● **Short exercise**
Collect all lines from the listing that include the string "JSON".

● **Data extract**
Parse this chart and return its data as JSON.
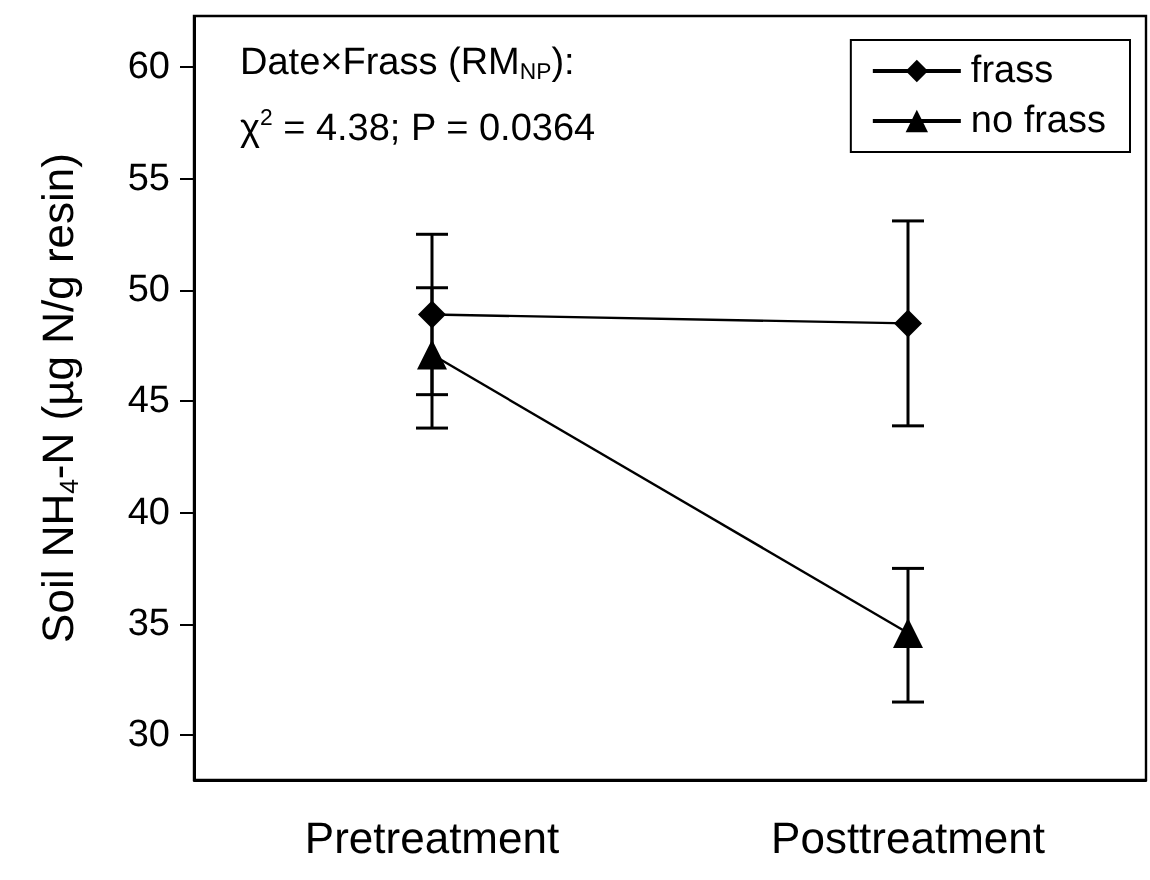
{
  "chart_data": {
    "type": "line",
    "ylabel": "Soil NH$_{4}$-N (µg N/g resin)",
    "categories": [
      "Pretreatment",
      "Posttreatment"
    ],
    "series": [
      {
        "name": "frass",
        "color": "#000000",
        "marker": "diamond",
        "values": [
          48.9,
          48.5
        ],
        "errors": [
          [
            45.3,
            52.5
          ],
          [
            43.9,
            53.1
          ]
        ]
      },
      {
        "name": "no frass",
        "color": "#000000",
        "marker": "triangle",
        "values": [
          47.1,
          34.6
        ],
        "errors": [
          [
            43.8,
            50.1
          ],
          [
            31.5,
            37.5
          ]
        ]
      }
    ],
    "ylim": [
      28,
      62.3
    ],
    "yticks": [
      30,
      35,
      40,
      45,
      50,
      55,
      60
    ],
    "grid": false,
    "legend": "top right",
    "annotations": [
      "Date×Frass (RM$_{NP}$):",
      "χ$^{2}$ = 4.38; P = 0.0364"
    ]
  }
}
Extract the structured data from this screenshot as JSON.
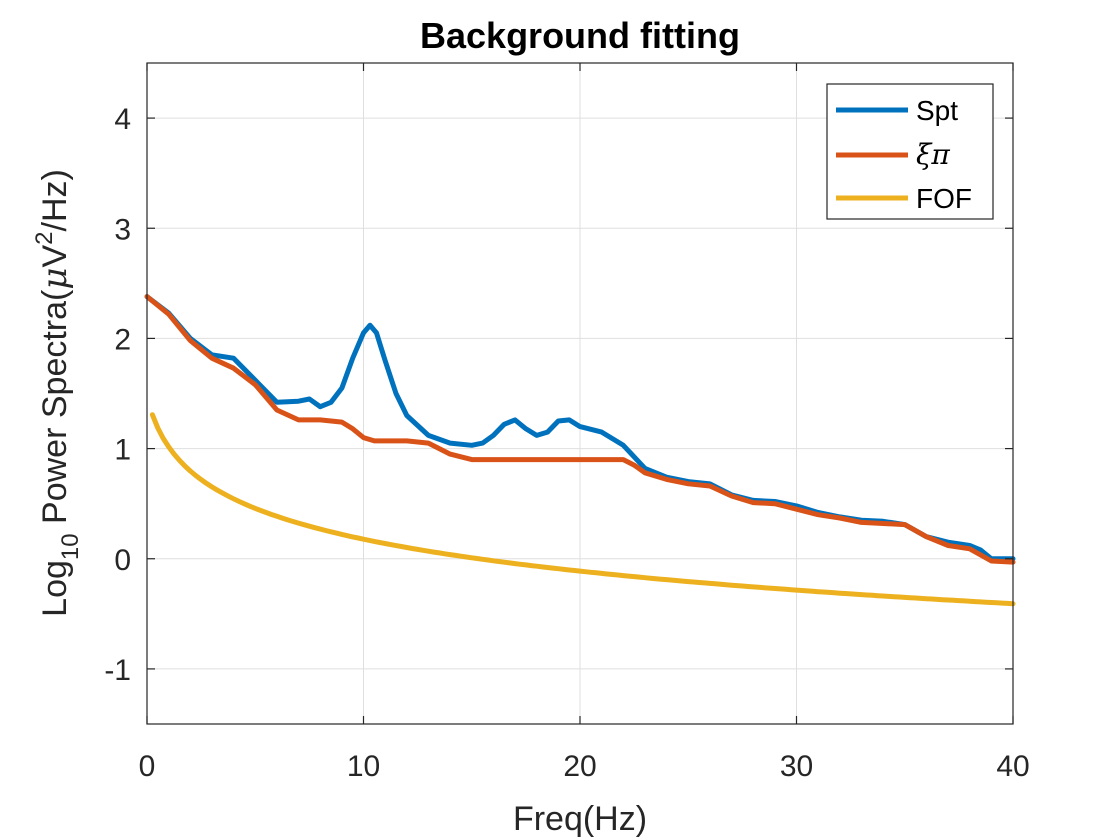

● **Complete response**
Parse this chart and return its data as JSON.
Extract the structured data from this screenshot as JSON.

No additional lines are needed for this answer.